• _Quoted text_:
--*--
DNS-SD (see [RFC6763]) is a component of Zero Configuration Networking
(see [RFC6760], [ZC], and [ROADMAP]).¶
This document describes an enhancement to DNS-SD that
allows servers to register the services they offer using the DNS protocol rather than using Multicast DNS (mDNS) (see [RFC6762]). There is already a large installed base of DNS‑SD clients that can discover services using the DNS
protocol (e.g., Android, Windows, Linux, Apple).¶
This document is intended for three audiences: implementors of software that provides services that should be advertised
using DNS‑SD, implementors of DNS servers that will be used in contexts where DNS‑SD registration is needed, and
administrators of networks where DNS‑SD is required. The document is expected to provide sufficient
information to allow interoperable implementation of the registration protocol.¶
DNS‑SD allows services to advertise the fact that they provide service and to provide
the information required to access that service. DNS‑SD clients can then discover the set of services of a particular
type that are available. They can then select a service from among those that are available and obtain the information
required to use it. Although DNS-SD using the DNS protocol (as opposed to mDNS) can be more efficient and versatile, it is
not common in practice because of the difficulties associated with updating authoritative DNS services with service
information.¶
The existing practice for updating DNS zones is either to manually enter new data or to use a DNS Update
(see [RFC2136]). Unfortunately, a DNS Update requires either:¶
- that the authoritative DNS server automatically trust
updates or¶
- that the DNS Update requestor have some kind of shared secret or public key that is known to the DNS server
and can be used to authenticate the update.¶
Furthermore, the DNS Update can be a fairly chatty process, requiring multiple
roundtrips with different conditional predicates to complete the update process.¶
The Service Registration Protocol (SRP) adds a set of default heuristics for processing DNS updates that eliminates the need for DNS-update-conditional predicates. Instead, the SRP registrar (a DNS server that supports SRP updates) has a set of default predicates
that are applied to the update; and the update either succeeds entirely or fails in a way that allows the requestor to know
what went wrong and construct a new update.¶
SRP also adds a feature called "First Come, First Served Naming" (or "FCFS Naming"), which allows the requestor to:¶
- claim a name that is
not yet in use, and¶
- using SIG(0) ([RFC2931]), authenticate both the initial claim and subsequent
updates.¶
This prevents name conflicts, since a second SRP requestor attempting to claim the same name will not possess the
SIG(0) key used by the first requestor to claim it: so its claim will be rejected, and the second requestor will have to
choose a new name.¶
It is important to understand that "authenticate" here just means that we can tell that an update came from the same source
as the original registration. We have not established trust. This has important implications for what we can and can't do
with data the client sends us. You will notice as you read this document that we only support adding a very restricted set
of records, and the content of those records is further constrained.¶
The reason for this is precisely that we have not established trust. So, we can only publish information that we feel safe in
publishing even though we do not have any basis for trusting the requestor. We reason that mDNS ([RFC6762])
--*--
• _Problems_:
1 – Answer these questions from the DNS-SD registration text:
(a) Which RFC is cited for DNS-SD itself?
(b) What does the abbreviation "FCFS" stand for?
(c) What mechanism lets a requestor authenticate both its initial name claim and later updates?
2 – Continue the DNS-SD registration text from the point where it stops.
The entries that follow are separate material, unrelated to the DNS-SD registration text.
--*--
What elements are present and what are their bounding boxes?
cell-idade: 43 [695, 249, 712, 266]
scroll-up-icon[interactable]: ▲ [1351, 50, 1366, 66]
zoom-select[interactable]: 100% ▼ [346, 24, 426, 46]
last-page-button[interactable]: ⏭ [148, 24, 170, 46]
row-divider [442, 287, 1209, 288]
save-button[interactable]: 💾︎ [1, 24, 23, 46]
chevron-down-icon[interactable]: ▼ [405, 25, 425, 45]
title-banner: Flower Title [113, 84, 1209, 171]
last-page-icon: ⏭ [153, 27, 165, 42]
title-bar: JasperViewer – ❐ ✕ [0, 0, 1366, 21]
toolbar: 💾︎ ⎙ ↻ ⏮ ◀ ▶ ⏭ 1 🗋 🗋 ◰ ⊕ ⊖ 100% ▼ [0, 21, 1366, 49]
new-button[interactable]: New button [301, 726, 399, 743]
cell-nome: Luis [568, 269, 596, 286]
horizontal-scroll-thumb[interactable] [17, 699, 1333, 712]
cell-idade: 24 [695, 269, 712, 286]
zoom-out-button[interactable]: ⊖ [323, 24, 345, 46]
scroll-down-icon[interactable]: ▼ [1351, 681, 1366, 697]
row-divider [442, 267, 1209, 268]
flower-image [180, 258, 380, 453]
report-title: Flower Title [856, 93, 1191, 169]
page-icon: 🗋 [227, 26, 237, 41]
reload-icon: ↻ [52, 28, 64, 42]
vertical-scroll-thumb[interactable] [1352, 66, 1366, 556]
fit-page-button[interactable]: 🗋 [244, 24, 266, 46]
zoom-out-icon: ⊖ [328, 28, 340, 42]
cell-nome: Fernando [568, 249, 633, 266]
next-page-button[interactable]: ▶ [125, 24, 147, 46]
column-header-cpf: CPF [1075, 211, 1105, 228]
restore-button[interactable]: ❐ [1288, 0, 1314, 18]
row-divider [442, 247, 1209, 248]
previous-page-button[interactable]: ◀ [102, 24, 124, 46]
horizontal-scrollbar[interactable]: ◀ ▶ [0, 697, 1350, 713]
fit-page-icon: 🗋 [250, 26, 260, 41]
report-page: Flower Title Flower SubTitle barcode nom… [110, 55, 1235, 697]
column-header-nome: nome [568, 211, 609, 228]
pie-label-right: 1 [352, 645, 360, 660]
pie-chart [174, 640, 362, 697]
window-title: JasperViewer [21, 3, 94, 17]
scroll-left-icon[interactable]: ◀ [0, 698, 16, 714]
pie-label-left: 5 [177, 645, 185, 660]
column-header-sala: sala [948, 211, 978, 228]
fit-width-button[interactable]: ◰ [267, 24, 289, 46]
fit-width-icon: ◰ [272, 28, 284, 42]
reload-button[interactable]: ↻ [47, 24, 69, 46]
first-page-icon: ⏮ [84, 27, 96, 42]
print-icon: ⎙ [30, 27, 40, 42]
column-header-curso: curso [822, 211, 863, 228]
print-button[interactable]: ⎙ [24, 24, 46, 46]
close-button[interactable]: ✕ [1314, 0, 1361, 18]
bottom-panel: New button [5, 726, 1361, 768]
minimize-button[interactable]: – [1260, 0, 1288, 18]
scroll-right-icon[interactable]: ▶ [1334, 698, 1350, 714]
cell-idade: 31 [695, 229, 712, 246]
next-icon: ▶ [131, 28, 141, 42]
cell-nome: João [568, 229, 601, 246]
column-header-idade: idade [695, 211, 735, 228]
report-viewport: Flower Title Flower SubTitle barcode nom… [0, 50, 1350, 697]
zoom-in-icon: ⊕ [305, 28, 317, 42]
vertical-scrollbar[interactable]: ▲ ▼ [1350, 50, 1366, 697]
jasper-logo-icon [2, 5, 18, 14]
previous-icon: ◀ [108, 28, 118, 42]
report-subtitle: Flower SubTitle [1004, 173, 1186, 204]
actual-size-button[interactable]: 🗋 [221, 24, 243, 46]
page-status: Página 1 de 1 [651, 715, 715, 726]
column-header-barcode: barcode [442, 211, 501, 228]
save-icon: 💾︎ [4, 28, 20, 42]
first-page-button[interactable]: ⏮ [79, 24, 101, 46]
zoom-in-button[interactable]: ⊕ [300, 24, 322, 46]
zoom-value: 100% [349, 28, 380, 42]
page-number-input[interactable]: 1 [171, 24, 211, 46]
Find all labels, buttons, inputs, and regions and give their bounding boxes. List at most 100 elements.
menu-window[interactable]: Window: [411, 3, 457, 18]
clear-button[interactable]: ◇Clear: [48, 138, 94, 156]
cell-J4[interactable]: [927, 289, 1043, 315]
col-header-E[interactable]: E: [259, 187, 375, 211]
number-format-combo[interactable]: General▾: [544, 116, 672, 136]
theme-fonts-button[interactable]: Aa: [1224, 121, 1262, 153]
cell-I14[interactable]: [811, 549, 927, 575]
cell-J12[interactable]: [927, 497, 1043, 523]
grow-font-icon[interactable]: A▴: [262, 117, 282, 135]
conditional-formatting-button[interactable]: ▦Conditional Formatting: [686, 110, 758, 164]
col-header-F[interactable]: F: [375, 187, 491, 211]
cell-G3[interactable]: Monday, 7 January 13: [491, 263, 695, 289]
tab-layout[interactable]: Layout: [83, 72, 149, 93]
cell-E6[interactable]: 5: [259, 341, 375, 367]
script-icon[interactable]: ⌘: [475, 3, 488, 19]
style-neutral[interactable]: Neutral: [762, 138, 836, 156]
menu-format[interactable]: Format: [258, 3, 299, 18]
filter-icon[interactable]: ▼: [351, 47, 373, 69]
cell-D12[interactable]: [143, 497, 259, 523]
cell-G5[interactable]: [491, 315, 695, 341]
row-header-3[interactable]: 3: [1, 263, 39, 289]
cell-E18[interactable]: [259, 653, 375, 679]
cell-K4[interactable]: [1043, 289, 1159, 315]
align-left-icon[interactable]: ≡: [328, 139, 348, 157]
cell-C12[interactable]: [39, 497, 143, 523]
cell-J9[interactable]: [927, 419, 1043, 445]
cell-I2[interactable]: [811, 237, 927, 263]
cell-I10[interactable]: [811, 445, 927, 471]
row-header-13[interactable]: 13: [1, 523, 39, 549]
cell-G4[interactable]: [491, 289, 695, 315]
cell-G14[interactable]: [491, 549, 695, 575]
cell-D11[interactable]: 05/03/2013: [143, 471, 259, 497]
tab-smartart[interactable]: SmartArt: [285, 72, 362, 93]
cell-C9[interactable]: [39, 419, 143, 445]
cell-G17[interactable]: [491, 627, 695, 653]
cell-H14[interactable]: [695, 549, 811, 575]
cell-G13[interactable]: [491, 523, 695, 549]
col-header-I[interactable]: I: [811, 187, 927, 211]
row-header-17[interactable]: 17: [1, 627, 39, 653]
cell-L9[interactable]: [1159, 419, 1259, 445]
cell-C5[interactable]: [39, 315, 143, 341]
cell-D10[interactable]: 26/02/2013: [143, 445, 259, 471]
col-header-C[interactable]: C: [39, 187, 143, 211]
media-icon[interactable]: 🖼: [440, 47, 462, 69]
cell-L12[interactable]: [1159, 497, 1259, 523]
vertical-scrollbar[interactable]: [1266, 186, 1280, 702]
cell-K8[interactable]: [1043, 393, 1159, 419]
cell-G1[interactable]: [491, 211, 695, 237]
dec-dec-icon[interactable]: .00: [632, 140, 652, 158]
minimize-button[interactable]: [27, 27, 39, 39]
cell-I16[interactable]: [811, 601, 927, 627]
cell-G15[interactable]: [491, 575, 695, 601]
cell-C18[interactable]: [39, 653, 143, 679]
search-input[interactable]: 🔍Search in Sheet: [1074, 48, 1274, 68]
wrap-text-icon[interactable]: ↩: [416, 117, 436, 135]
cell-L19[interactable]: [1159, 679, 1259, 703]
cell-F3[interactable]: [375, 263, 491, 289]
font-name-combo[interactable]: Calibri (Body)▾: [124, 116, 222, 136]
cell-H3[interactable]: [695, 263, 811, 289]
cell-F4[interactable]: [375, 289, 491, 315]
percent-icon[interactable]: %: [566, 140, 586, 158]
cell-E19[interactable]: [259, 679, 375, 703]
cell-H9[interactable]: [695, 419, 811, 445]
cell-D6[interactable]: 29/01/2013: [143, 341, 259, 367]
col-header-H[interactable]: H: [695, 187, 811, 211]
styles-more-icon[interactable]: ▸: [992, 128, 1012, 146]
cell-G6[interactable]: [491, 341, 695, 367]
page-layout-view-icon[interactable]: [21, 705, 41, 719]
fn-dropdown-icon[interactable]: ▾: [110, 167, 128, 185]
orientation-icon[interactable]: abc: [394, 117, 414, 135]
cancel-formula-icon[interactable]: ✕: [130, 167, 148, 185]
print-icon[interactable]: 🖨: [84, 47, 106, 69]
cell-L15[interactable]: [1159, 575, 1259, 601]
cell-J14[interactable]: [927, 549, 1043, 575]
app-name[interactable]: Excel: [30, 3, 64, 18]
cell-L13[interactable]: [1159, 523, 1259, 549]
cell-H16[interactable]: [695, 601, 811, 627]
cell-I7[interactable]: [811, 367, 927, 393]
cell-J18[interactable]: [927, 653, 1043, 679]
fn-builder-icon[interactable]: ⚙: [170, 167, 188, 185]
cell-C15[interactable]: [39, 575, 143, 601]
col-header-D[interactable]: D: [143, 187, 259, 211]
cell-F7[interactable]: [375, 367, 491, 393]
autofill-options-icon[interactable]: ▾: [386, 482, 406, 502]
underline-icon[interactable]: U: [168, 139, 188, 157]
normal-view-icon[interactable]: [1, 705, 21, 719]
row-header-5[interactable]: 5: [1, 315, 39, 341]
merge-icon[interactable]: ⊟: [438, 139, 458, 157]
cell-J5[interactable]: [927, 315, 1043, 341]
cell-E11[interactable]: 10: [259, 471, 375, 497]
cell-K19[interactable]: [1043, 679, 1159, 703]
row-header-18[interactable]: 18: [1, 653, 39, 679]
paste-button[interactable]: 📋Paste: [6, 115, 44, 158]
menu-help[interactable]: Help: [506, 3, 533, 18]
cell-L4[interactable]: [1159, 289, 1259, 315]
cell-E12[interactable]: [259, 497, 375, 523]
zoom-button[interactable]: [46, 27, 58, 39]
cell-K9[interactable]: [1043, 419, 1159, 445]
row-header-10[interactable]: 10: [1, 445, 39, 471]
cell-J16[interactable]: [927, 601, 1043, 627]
--*--
• _Per-task answers_:
1 –
(a) RFC6763
(b) First Come, First Served
(c) SIG(0) (RFC2931)

2 –
allows arbitrary hosts on a single IP link to advertise services ([RFC6763]), relying on whatever service is
advertised to provide authentication as a part of its protocol rather than in the service advertisement.¶
This is considered reasonably safe because it requires physical presence on the network in order to advertise. An off-network
mDNS attack is simply not possible. Our goal with this specification is to impose similar constraints. Therefore, you will
see in Section 3.3.1 that a very restricted set of records with a very restricted set of relationships are
allowed. You will also see in Section 6.1 that we give advice on how to prevent off-network attacks.¶
This leads us to the disappointing observation that this protocol is not a mechanism for adding arbitrary information to
DNS zones. We have not evaluated the security properties of adding, for example, an SOA record, an MX record, or a CNAME
record; therefore, these are forbidden. A future protocol specification might include analyses for other records and extend
the set of records that can be registered here. Or it might require establishment of trust, and add an authorization model
to the authentication model we now have. But this is work for a future document.¶
Finally, SRP adds the concept of a "lease", similar to leases in DHCP
([RFC8415]). The SRP registration itself has a lease that may be on the order of an hour; if the requestor
does not renew the lease before it has elapsed, the registration is removed. The claim on the name can have a longer
lease so that another requestor cannot claim the name, even though the registration has expired.¶
The SRP for DNS-SD specified in this document provides a reasonably secure mechanism
for publishing this information. Once published, these services can be readily discovered by DNS-SD clients using
standard DNS lookups.¶
The DNS-SD specification (see Section 10 of [RFC6763] briefly discusses ways that servers can publish their information in the DNS namespace. In the case of
mDNS, it allows servers to publish their information on the local link, using names in the ".local" namespace, which makes
their services directly discoverable by peers attached to that same local link.¶
RFC 6763 also allows clients to discover services using the DNS protocol (see [RFC1035]). This can be done by
having a system administrator manually configure service information in the DNS; however, manually populating DNS authoritative
server databases is costly and potentially error-prone and requires a knowledgeable network administrator. Consequently,
although all DNS-SD client implementations of which we are aware support DNS-SD using DNS queries, in practice, it
is used much less frequently than mDNS.¶
The Discovery Proxy (see [RFC8766]) provides one way to automatically populate the DNS
namespace but is only appropriate on networks where services are easily advertised using mDNS. The present document describes a
solution more suitable for networks where multicast is inefficient or where sleepy devices are common by supporting both the
offering of services and the discovery of services using unicast.¶
All RRs within an RRset are required to have the same TTL
(see Section 5.2 of [RFC2181]).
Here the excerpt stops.